GOAL ▸
For the records that follow, return only the count of lines containing the string "NEWS".

Collection entries:
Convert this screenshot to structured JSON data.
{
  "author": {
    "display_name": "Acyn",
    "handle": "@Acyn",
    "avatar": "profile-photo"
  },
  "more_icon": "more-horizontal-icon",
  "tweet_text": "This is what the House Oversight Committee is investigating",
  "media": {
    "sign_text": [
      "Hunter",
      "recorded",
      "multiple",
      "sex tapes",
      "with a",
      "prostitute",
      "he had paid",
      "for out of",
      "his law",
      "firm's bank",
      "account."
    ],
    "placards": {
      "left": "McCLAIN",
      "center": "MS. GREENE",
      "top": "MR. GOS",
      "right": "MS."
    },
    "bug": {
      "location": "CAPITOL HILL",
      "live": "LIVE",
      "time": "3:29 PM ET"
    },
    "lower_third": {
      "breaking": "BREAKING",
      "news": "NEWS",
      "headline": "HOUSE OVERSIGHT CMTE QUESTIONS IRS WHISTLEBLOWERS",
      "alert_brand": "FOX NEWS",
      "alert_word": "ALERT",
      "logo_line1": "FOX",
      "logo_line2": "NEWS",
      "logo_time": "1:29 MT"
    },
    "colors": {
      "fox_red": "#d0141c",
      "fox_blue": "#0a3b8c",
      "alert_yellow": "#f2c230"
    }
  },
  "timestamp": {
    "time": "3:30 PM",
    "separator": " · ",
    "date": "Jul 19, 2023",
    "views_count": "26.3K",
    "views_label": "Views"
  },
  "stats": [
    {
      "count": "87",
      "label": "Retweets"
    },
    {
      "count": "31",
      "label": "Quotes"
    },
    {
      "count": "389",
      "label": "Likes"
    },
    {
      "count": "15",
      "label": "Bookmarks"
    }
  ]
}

SOLUTION FOR THIS TASK ▸
3